#### Directions
Records follow. Copy every line with "我们可以赞美".

Records from a collection
══════
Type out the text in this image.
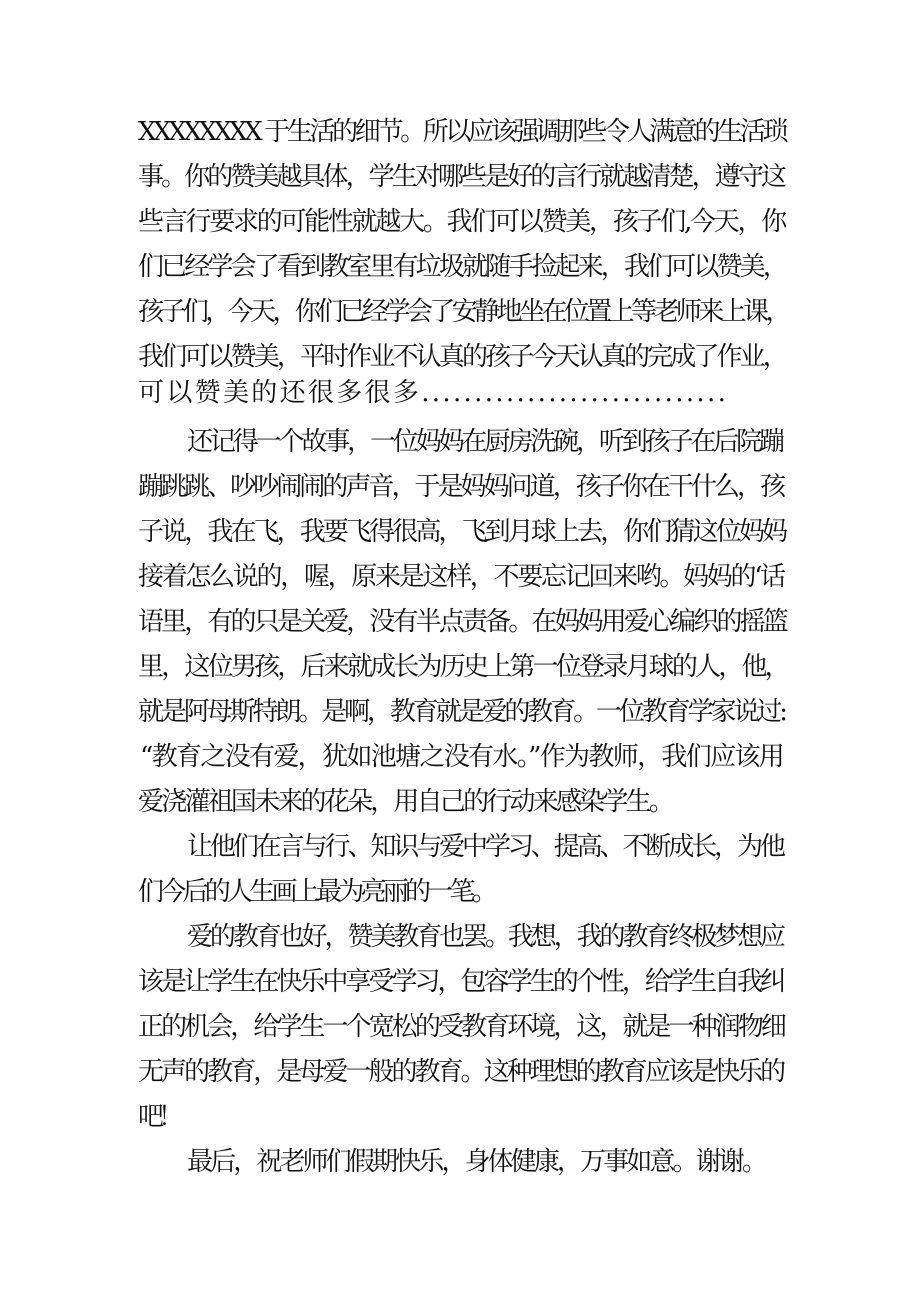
XXXXXXXX 于生活的细节。所以应该强调那些令人满意的生活琐
事。你的赞美越具体，学生对哪些是好的言行就越清楚，遵守这
些言行要求的可能性就越大。我们可以赞美，孩子们,今天，你
们已经学会了看到教室里有垃圾就随手捡起来，我们可以赞美，
孩子们，今天，你们已经学会了安静地坐在位置上等老师来上课，
我们可以赞美，平时作业不认真的孩子今天认真的完成了作业，
可以赞美的还很多很多.............................
还记得一个故事，一位妈妈在厨房洗碗，听到孩子在后院蹦
蹦跳跳、吵吵闹闹的声音，于是妈妈问道，孩子你在干什么，孩
子说，我在飞，我要飞得很高，飞到月球上去，你们猜这位妈妈
接着怎么说的，喔，原来是这样，不要忘记回来哟。妈妈的‘话
语里，有的只是关爱，没有半点责备。在妈妈用爱心编织的摇篮
里，这位男孩，后来就成长为历史上第一位登录月球的人，他，
就是阿母斯特朗。是啊，教育就是爱的教育。一位教育学家说过:
“教育之没有爱，犹如池塘之没有水。”作为教师，我们应该用
爱浇灌祖国未来的花朵，用自己的行动来感染学生。
让他们在言与行、知识与爱中学习、提高、不断成长，为他
们今后的人生画上最为亮丽的一笔。
爱的教育也好，赞美教育也罢。我想，我的教育终极梦想应
该是让学生在快乐中享受学习，包容学生的个性，给学生自我纠
正的机会，给学生一个宽松的受教育环境，这，就是一种润物细
无声的教育，是母爱一般的教育。这种理想的教育应该是快乐的
吧！
最后，祝老师们假期快乐，身体健康，万事如意。谢谢。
══════
#### Solution for this exercise
些言行要求的可能性就越大。我们可以赞美，孩子们,今天，你
们已经学会了看到教室里有垃圾就随手捡起来，我们可以赞美，
我们可以赞美，平时作业不认真的孩子今天认真的完成了作业，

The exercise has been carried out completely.